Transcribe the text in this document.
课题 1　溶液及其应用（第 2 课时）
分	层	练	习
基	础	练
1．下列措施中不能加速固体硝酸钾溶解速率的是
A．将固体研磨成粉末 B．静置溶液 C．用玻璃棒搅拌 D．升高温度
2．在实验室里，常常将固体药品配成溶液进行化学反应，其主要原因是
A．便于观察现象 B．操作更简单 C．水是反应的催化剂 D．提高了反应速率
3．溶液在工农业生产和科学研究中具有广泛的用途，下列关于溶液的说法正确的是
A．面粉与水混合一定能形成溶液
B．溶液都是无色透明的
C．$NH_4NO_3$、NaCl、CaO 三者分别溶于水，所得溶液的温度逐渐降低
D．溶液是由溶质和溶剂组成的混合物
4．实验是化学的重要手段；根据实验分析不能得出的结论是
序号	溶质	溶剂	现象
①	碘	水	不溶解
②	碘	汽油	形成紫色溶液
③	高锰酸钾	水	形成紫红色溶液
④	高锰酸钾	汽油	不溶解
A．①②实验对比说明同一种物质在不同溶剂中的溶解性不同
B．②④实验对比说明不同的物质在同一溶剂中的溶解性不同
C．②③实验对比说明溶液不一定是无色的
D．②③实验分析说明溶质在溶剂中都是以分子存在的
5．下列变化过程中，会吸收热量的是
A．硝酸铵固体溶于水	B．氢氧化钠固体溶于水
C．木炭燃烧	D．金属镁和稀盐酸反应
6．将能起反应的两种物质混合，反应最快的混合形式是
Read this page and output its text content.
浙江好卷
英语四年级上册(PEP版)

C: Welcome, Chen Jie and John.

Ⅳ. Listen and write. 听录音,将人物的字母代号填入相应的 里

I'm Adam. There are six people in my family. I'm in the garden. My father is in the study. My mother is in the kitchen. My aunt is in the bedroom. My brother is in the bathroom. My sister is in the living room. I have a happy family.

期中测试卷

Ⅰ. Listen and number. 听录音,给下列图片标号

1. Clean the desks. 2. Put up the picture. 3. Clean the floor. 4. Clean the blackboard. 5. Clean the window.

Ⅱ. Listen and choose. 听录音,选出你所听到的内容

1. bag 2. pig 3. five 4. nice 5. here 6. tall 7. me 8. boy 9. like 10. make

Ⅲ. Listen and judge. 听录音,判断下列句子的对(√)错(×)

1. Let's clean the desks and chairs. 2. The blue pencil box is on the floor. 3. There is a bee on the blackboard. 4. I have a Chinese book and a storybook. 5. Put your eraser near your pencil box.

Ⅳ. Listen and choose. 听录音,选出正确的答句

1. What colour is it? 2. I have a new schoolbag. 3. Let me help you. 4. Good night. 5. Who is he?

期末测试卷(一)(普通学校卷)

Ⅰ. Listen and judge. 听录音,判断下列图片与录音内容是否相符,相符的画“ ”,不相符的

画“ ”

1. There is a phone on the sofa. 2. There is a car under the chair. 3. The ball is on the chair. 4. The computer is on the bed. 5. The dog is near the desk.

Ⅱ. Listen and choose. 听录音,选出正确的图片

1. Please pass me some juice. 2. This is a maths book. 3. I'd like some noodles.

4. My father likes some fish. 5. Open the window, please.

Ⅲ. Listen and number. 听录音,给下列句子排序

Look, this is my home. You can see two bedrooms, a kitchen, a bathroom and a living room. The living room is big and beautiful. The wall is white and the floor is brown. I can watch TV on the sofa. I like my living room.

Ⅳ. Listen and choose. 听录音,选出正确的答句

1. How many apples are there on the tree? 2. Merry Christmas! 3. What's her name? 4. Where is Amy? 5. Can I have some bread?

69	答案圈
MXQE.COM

• [Aim]: Pull out each line holding the string "Listen".

• [Full response]:
Ⅳ. Listen and write. 听录音,将人物的字母代号填入相应的 里
Ⅰ. Listen and number. 听录音,给下列图片标号
Ⅱ. Listen and choose. 听录音,选出你所听到的内容
Ⅲ. Listen and judge. 听录音,判断下列句子的对(√)错(×)
Ⅳ. Listen and choose. 听录音,选出正确的答句
Ⅰ. Listen and judge. 听录音,判断下列图片与录音内容是否相符,相符的画“ ”,不相符的
Ⅱ. Listen and choose. 听录音,选出正确的图片
Ⅲ. Listen and number. 听录音,给下列句子排序
Ⅳ. Listen and choose. 听录音,选出正确的答句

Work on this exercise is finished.